REQUIRED TASK
Write out the whole listing word for word.

RECORD EXCERPTS
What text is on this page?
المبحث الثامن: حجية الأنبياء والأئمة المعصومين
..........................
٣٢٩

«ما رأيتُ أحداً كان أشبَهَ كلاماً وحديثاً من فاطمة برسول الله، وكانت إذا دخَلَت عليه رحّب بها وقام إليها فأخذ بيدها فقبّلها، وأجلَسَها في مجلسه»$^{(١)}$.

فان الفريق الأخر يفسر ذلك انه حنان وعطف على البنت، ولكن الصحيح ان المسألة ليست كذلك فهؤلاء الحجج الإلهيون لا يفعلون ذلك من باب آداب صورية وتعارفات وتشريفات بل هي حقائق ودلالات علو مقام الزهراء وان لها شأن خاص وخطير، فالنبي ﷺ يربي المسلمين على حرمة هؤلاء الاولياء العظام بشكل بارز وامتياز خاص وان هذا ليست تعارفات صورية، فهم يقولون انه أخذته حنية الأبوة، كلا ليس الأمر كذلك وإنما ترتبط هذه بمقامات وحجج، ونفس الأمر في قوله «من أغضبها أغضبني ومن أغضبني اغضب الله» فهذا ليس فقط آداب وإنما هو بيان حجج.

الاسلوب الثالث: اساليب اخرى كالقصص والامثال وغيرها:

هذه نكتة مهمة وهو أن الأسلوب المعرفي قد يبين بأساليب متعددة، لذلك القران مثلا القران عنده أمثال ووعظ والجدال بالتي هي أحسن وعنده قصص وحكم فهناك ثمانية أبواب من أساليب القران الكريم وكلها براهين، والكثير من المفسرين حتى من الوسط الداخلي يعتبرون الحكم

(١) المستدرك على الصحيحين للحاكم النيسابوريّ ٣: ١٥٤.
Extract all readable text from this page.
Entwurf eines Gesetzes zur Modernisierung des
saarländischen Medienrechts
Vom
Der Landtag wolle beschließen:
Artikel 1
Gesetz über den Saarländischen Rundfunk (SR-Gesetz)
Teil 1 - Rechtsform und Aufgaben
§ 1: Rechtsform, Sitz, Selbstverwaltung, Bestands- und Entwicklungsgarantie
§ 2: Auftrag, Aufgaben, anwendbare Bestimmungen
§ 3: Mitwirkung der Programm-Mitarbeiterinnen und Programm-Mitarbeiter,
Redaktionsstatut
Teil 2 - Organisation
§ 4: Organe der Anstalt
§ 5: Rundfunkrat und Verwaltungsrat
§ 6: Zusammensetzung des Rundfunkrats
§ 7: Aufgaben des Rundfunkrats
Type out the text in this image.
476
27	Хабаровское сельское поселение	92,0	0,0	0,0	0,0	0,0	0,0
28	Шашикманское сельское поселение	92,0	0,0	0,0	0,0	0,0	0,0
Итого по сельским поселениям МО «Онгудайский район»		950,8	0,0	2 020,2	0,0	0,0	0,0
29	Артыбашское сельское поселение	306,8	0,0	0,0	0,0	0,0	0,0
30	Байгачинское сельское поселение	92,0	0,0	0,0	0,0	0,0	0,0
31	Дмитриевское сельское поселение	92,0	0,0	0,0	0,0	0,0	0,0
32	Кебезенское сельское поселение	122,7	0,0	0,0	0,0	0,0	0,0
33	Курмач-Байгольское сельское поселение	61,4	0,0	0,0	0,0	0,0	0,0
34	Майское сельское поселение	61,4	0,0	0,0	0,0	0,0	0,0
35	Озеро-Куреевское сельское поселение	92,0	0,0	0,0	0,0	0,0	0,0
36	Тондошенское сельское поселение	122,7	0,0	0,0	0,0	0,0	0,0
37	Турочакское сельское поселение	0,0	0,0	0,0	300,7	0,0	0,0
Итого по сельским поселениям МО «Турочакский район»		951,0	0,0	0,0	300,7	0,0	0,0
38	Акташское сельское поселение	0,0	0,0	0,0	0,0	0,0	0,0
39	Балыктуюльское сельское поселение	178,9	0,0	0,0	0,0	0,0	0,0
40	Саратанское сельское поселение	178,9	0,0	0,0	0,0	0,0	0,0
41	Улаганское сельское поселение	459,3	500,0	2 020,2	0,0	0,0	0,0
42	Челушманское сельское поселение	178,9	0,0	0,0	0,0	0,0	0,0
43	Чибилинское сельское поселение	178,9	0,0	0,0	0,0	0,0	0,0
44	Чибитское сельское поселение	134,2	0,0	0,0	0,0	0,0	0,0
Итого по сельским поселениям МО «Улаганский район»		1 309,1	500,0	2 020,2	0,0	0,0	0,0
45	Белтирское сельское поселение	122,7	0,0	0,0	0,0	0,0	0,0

SOLUTION FOR THIS EXERCISE
What text is on this page?
المبحث الثامن: حجية الأنبياء والأئمة المعصومين
..........................
٣٢٩

«ما رأيتُ أحداً كان أشبَهَ كلاماً وحديثاً من فاطمة برسول الله، وكانت إذا دخَلَت عليه رحّب بها وقام إليها فأخذ بيدها فقبّلها، وأجلَسَها في مجلسه»$^{(١)}$.

فان الفريق الأخر يفسر ذلك انه حنان وعطف على البنت، ولكن الصحيح ان المسألة ليست كذلك فهؤلاء الحجج الإلهيون لا يفعلون ذلك من باب آداب صورية وتعارفات وتشريفات بل هي حقائق ودلالات علو مقام الزهراء وان لها شأن خاص وخطير، فالنبي ﷺ يربي المسلمين على حرمة هؤلاء الاولياء العظام بشكل بارز وامتياز خاص وان هذا ليست تعارفات صورية، فهم يقولون انه أخذته حنية الأبوة، كلا ليس الأمر كذلك وإنما ترتبط هذه بمقامات وحجج، ونفس الأمر في قوله «من أغضبها أغضبني ومن أغضبني اغضب الله» فهذا ليس فقط آداب وإنما هو بيان حجج.

الاسلوب الثالث: اساليب اخرى كالقصص والامثال وغيرها:

هذه نكتة مهمة وهو أن الأسلوب المعرفي قد يبين بأساليب متعددة، لذلك القران مثلا القران عنده أمثال ووعظ والجدال بالتي هي أحسن وعنده قصص وحكم فهناك ثمانية أبواب من أساليب القران الكريم وكلها براهين، والكثير من المفسرين حتى من الوسط الداخلي يعتبرون الحكم

(١) المستدرك على الصحيحين للحاكم النيسابوريّ ٣: ١٥٤.
Extract all readable text from this page.
Entwurf eines Gesetzes zur Modernisierung des
saarländischen Medienrechts
Vom
Der Landtag wolle beschließen:
Artikel 1
Gesetz über den Saarländischen Rundfunk (SR-Gesetz)
Teil 1 - Rechtsform und Aufgaben
§ 1: Rechtsform, Sitz, Selbstverwaltung, Bestands- und Entwicklungsgarantie
§ 2: Auftrag, Aufgaben, anwendbare Bestimmungen
§ 3: Mitwirkung der Programm-Mitarbeiterinnen und Programm-Mitarbeiter,
Redaktionsstatut
Teil 2 - Organisation
§ 4: Organe der Anstalt
§ 5: Rundfunkrat und Verwaltungsrat
§ 6: Zusammensetzung des Rundfunkrats
§ 7: Aufgaben des Rundfunkrats
Type out the text in this image.
476
27	Хабаровское сельское поселение	92,0	0,0	0,0	0,0	0,0	0,0
28	Шашикманское сельское поселение	92,0	0,0	0,0	0,0	0,0	0,0
Итого по сельским поселениям МО «Онгудайский район»		950,8	0,0	2 020,2	0,0	0,0	0,0
29	Артыбашское сельское поселение	306,8	0,0	0,0	0,0	0,0	0,0
30	Байгачинское сельское поселение	92,0	0,0	0,0	0,0	0,0	0,0
31	Дмитриевское сельское поселение	92,0	0,0	0,0	0,0	0,0	0,0
32	Кебезенское сельское поселение	122,7	0,0	0,0	0,0	0,0	0,0
33	Курмач-Байгольское сельское поселение	61,4	0,0	0,0	0,0	0,0	0,0
34	Майское сельское поселение	61,4	0,0	0,0	0,0	0,0	0,0
35	Озеро-Куреевское сельское поселение	92,0	0,0	0,0	0,0	0,0	0,0
36	Тондошенское сельское поселение	122,7	0,0	0,0	0,0	0,0	0,0
37	Турочакское сельское поселение	0,0	0,0	0,0	300,7	0,0	0,0
Итого по сельским поселениям МО «Турочакский район»		951,0	0,0	0,0	300,7	0,0	0,0
38	Акташское сельское поселение	0,0	0,0	0,0	0,0	0,0	0,0
39	Балыктуюльское сельское поселение	178,9	0,0	0,0	0,0	0,0	0,0
40	Саратанское сельское поселение	178,9	0,0	0,0	0,0	0,0	0,0
41	Улаганское сельское поселение	459,3	500,0	2 020,2	0,0	0,0	0,0
42	Челушманское сельское поселение	178,9	0,0	0,0	0,0	0,0	0,0
43	Чибилинское сельское поселение	178,9	0,0	0,0	0,0	0,0	0,0
44	Чибитское сельское поселение	134,2	0,0	0,0	0,0	0,0	0,0
Итого по сельским поселениям МО «Улаганский район»		1 309,1	500,0	2 020,2	0,0	0,0	0,0
45	Белтирское сельское поселение	122,7	0,0	0,0	0,0	0,0	0,0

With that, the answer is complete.